On March 5, 2016, the Company shareholders voted in favor of an amendment to its Articles of Incorporation to increase the total number of shares of authorized capital stock to 800,000,000 shares consisting of (i) 750,000,000 shares of common stock and (ii) 50,000,000 shares of preferred stock from 220,000,000 shares consisting of (i) 200,000,000 shares of common stock and (ii) 20,000,000 shares of preferred stock.
Effective March 8, 2018, we conducted a reverse split of our common stock at a ratio of 1 for 150. All share and per share information in the accompanying consolidated financial statements and footnotes has been retroactively restated to reflect the reverse split.

■ **Dataset content**:

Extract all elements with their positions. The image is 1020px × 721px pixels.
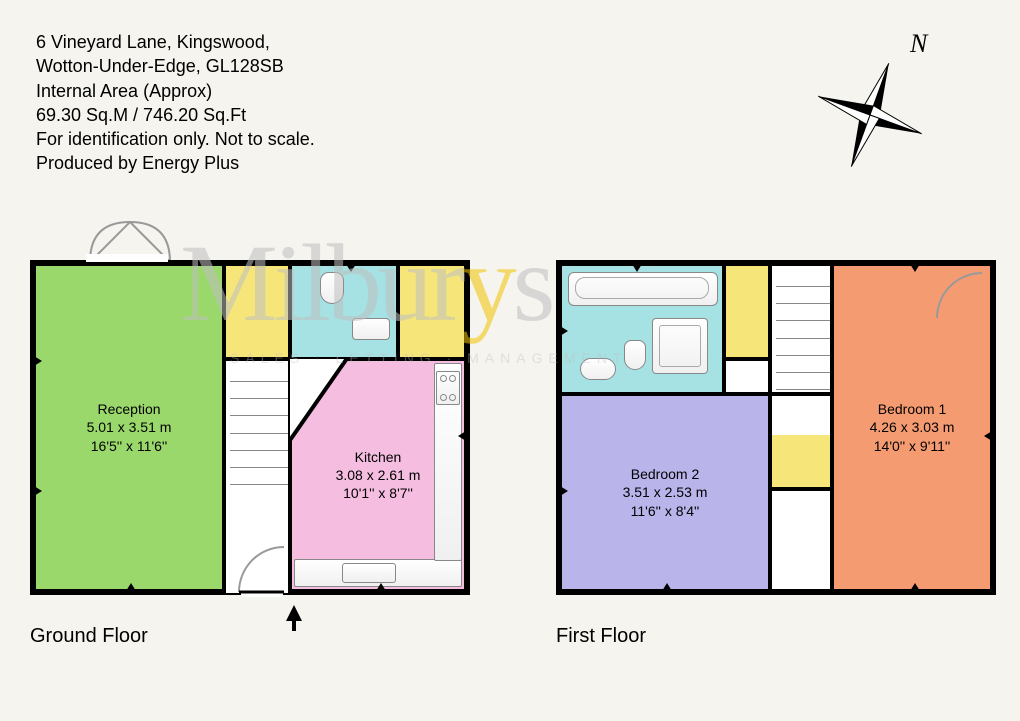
bedroom2-dims-m: 3.51 x 2.53 m [623,483,708,501]
hob-icon [436,371,460,405]
ground-floor: Reception 5.01 x 3.51 m 16'5'' x 11'6'' … [30,260,470,648]
room-wc [288,262,400,361]
tick-icon [560,326,568,336]
entry-arrow-icon [286,605,302,621]
bedroom2-name: Bedroom 2 [631,465,699,483]
kitchen-sink-icon [342,563,396,583]
room-reception: Reception 5.01 x 3.51 m 16'5'' x 11'6'' [32,262,226,593]
sink-icon [352,318,390,340]
stairs-icon [776,270,830,390]
room-stairs-first [768,262,834,396]
door-bed1-icon [932,268,988,324]
tick-icon [632,264,642,272]
bathtub-icon [568,272,718,306]
tick-icon [34,356,42,366]
bedroom2-dims-ft: 11'6'' x 8'4'' [631,502,700,520]
reception-dims-ft: 16'5'' x 11'6'' [91,437,168,455]
tick-icon [346,264,356,272]
toilet-icon [320,272,344,304]
toilet-icon [624,340,646,370]
producer: Produced by Energy Plus [36,151,315,175]
room-bedroom-1: Bedroom 1 4.26 x 3.03 m 14'0'' x 9'11'' [830,262,994,593]
room-bath [558,262,726,396]
room-landing-2 [768,487,834,593]
kitchen-name: Kitchen [355,448,402,466]
first-floor-label: First Floor [556,625,996,648]
watermark-post: s [513,222,552,344]
reception-name: Reception [97,400,160,418]
shower-icon [652,318,708,374]
tick-icon [910,583,920,591]
tick-icon [376,583,386,591]
first-plan: Bedroom 1 4.26 x 3.03 m 14'0'' x 9'11'' … [556,260,996,595]
disclaimer: For identification only. Not to scale. [36,127,315,151]
room-kitchen: Kitchen 3.08 x 2.61 m 10'1'' x 8'7'' [288,357,468,593]
reception-dims-m: 5.01 x 3.51 m [87,418,172,436]
room-closet-mid [722,262,772,361]
tick-icon [34,486,42,496]
room-landing [768,392,834,435]
kitchen-dims-m: 3.08 x 2.61 m [336,466,421,484]
address-line-2: Wotton-Under-Edge, GL128SB [36,54,315,78]
room-hall-closet [222,262,292,361]
address-line-1: 6 Vineyard Lane, Kingswood, [36,30,315,54]
kitchen-door-icon [288,357,358,447]
area-label: Internal Area (Approx) [36,79,315,103]
room-closet-bottom [768,431,834,491]
tick-icon [984,431,992,441]
room-closet-right [396,262,468,361]
ground-plan: Reception 5.01 x 3.51 m 16'5'' x 11'6'' … [30,260,470,595]
bedroom1-dims-m: 4.26 x 3.03 m [870,418,955,436]
bedroom1-name: Bedroom 1 [878,400,946,418]
compass-n-label: N [909,30,929,58]
first-floor: Bedroom 1 4.26 x 3.03 m 14'0'' x 9'11'' … [556,260,996,648]
tick-icon [458,431,466,441]
header-block: 6 Vineyard Lane, Kingswood, Wotton-Under… [36,30,315,176]
tick-icon [560,486,568,496]
tick-icon [910,264,920,272]
bedroom1-dims-ft: 14'0'' x 9'11'' [874,437,951,455]
basin-icon [580,358,616,380]
stairs-icon [230,365,288,485]
area-value: 69.30 Sq.M / 746.20 Sq.Ft [36,103,315,127]
tick-icon [126,583,136,591]
tick-icon [662,583,672,591]
ground-floor-label: Ground Floor [30,625,470,648]
door-hall-icon [234,542,290,598]
compass-icon: N [800,30,940,170]
kitchen-dims-ft: 10'1'' x 8'7'' [343,484,413,502]
room-bedroom-2: Bedroom 2 3.51 x 2.53 m 11'6'' x 8'4'' [558,392,772,593]
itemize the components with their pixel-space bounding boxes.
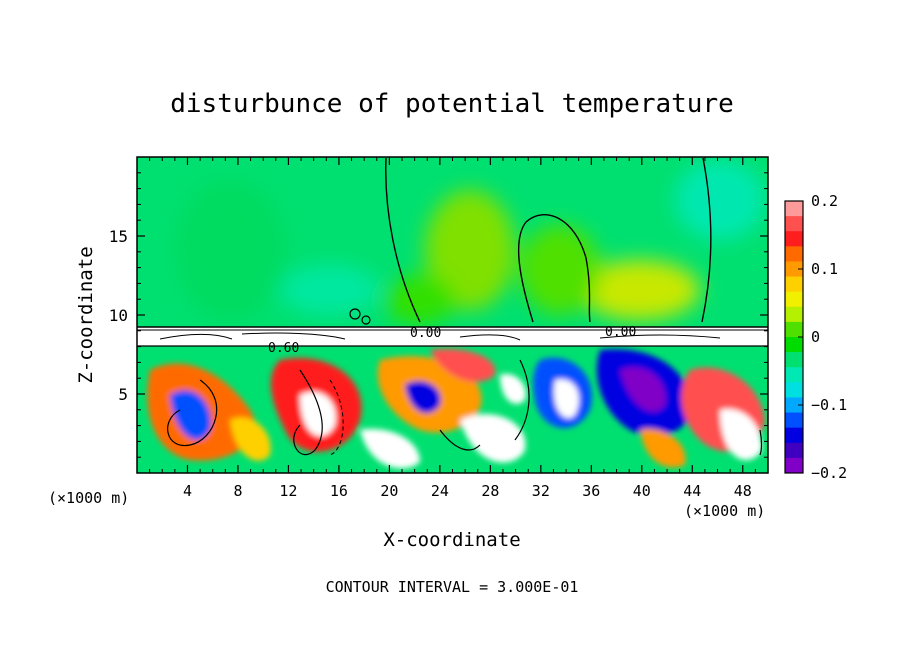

■ **Set exercise**:
From the text on the share amendment and reverse split, list every number of shares it gives, in the order they appear.

■ **Worked solution**:
800,000,000; 750,000,000; 50,000,000; 220,000,000; 200,000,000; 20,000,000